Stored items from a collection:
================================
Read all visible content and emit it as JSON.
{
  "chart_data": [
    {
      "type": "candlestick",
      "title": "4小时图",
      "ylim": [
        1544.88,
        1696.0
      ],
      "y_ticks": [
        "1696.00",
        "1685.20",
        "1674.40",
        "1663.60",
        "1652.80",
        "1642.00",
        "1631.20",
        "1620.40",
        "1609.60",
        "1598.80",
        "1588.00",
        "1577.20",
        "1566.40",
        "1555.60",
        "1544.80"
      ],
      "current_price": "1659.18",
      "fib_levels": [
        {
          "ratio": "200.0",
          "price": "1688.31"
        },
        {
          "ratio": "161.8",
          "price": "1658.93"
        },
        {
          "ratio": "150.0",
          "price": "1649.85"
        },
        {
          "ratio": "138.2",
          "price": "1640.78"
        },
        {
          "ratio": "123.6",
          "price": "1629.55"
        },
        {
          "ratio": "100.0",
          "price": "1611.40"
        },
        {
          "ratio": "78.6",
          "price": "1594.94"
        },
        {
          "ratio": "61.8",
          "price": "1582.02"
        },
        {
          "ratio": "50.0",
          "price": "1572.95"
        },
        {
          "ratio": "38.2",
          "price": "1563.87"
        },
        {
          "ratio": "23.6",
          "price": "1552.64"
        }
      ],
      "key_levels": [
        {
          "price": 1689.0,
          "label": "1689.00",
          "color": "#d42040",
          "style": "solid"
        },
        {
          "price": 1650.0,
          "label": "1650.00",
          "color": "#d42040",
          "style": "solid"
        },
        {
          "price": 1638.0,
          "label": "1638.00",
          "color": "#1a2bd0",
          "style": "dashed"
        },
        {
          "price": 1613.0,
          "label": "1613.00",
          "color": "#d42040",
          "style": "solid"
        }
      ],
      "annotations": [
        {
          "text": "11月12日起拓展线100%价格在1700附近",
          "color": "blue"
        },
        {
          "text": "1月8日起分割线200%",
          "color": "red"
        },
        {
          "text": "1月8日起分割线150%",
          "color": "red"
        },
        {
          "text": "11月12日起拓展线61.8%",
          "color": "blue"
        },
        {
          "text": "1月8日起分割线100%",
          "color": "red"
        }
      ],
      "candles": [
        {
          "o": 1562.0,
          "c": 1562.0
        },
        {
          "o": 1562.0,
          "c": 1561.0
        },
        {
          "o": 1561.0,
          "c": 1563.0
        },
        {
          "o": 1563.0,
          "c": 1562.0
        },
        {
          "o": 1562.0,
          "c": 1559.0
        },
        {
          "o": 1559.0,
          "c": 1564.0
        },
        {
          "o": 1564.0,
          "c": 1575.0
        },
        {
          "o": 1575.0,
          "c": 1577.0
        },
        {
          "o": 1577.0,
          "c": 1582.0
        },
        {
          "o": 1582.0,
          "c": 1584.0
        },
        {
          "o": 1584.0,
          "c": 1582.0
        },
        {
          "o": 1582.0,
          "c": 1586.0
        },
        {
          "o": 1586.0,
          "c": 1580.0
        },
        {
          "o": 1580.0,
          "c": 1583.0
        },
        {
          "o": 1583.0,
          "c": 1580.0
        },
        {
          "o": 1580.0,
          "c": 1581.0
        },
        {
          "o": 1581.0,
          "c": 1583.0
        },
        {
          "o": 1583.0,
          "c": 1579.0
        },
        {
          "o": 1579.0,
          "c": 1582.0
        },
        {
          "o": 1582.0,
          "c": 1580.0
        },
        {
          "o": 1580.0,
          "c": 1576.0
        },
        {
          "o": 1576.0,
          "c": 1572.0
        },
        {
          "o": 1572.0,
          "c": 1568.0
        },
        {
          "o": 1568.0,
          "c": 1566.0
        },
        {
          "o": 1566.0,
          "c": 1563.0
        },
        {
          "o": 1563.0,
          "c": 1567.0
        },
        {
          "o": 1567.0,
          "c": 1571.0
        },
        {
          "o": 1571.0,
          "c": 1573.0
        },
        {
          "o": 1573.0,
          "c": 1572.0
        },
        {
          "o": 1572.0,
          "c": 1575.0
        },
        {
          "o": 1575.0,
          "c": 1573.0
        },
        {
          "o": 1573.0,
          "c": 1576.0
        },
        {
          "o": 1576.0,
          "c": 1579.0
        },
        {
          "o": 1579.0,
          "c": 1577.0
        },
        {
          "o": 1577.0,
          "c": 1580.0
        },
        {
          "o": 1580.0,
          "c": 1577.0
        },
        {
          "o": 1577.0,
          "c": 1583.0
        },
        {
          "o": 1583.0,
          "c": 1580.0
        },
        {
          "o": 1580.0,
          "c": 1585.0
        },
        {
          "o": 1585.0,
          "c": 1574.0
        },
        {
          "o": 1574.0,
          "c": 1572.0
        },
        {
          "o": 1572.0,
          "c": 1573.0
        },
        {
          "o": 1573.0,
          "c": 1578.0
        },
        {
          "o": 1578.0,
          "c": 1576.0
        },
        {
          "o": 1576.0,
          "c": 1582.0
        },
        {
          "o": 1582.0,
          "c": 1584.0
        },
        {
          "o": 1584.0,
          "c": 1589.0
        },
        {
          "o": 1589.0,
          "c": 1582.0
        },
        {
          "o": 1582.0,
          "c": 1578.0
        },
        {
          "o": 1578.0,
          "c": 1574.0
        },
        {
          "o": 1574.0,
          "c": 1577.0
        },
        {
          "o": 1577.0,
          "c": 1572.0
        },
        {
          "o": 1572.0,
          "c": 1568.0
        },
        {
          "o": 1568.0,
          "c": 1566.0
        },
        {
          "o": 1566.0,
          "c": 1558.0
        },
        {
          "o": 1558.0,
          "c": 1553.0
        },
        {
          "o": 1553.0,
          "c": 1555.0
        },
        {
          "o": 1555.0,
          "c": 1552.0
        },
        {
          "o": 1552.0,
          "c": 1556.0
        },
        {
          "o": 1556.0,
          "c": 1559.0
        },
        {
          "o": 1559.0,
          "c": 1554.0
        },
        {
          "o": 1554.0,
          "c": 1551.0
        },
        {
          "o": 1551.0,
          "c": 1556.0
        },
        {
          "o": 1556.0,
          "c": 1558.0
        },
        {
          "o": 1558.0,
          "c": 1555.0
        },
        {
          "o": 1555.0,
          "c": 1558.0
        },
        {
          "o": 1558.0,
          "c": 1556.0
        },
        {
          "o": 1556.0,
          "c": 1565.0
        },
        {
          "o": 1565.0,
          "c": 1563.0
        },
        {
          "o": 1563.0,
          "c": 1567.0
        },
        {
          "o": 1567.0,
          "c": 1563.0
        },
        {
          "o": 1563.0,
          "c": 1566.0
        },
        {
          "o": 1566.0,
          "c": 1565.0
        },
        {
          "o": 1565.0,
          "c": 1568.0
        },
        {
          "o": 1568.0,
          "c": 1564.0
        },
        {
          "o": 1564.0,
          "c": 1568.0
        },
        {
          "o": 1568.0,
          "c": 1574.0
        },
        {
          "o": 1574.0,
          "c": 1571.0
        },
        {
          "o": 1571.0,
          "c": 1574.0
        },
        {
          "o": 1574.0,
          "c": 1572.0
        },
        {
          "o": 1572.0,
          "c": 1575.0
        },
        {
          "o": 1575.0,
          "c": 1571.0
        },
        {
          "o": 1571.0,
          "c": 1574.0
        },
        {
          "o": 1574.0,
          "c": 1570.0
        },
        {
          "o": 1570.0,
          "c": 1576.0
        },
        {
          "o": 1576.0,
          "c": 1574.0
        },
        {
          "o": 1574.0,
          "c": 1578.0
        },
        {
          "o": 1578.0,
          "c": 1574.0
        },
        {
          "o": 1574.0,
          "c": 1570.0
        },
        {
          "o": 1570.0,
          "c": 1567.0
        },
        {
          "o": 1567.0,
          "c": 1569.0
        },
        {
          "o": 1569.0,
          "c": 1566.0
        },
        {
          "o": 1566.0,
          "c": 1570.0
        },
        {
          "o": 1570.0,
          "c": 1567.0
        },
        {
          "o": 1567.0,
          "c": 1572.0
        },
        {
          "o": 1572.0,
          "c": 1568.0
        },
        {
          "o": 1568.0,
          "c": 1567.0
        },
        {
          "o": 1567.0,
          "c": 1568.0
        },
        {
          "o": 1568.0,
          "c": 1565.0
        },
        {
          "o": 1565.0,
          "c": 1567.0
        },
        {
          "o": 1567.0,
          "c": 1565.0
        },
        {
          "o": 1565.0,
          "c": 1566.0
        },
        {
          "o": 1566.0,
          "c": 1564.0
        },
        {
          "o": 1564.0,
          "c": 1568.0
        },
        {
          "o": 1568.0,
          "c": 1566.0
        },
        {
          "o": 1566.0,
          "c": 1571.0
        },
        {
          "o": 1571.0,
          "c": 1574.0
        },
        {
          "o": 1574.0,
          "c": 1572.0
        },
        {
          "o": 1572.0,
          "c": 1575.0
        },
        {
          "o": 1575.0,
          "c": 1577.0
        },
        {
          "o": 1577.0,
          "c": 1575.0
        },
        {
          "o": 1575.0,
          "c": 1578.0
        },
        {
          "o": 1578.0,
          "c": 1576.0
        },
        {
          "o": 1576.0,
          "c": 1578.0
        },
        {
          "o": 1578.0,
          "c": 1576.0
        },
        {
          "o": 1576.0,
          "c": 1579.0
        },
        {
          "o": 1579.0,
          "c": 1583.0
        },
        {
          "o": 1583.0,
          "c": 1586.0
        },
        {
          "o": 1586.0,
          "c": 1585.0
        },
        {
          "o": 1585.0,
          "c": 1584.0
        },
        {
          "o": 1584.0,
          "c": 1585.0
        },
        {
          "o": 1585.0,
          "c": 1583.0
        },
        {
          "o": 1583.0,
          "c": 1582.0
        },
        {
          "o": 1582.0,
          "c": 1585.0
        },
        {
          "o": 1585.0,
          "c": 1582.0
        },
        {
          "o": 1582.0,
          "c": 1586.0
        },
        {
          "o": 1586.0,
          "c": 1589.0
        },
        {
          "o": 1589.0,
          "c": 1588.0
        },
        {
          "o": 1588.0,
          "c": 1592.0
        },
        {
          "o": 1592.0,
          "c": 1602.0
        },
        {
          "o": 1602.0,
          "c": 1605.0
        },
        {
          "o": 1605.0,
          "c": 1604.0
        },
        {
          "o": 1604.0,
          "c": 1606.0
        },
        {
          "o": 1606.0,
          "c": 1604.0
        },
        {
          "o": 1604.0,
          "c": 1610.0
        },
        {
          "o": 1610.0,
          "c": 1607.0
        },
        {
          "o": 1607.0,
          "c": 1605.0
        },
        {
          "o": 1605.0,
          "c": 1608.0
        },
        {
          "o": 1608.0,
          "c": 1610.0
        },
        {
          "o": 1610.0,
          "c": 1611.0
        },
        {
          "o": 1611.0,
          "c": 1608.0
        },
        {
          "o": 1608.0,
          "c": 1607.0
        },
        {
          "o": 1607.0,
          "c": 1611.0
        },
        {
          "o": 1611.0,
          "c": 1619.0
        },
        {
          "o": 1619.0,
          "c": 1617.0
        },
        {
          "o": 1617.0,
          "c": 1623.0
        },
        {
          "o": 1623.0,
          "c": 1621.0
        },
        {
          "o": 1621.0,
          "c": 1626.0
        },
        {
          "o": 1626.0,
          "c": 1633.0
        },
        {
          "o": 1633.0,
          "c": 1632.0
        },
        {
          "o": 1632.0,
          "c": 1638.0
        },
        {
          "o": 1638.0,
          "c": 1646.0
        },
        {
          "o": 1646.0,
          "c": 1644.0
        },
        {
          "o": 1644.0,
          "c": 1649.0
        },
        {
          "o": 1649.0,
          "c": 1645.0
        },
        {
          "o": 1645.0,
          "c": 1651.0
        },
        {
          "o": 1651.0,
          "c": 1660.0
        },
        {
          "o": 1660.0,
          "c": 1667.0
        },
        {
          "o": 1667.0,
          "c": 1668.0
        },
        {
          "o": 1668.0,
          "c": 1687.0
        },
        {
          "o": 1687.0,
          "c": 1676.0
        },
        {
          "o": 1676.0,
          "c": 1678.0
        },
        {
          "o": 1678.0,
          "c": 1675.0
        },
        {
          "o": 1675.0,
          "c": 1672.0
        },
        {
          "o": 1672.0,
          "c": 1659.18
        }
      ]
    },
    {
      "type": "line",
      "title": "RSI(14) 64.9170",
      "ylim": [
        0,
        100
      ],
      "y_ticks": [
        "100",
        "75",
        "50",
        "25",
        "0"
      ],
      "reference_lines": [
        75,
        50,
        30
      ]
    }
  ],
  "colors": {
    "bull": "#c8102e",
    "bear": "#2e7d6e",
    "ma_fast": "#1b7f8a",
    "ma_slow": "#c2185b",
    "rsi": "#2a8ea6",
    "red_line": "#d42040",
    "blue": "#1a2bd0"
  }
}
================================
**WHAT IS ASKED**: Which lines of the data above contain "label"? Copy each one.

**FINAL RESULT**:
          "label": "1689.00",
          "label": "1650.00",
          "label": "1638.00",
          "label": "1613.00",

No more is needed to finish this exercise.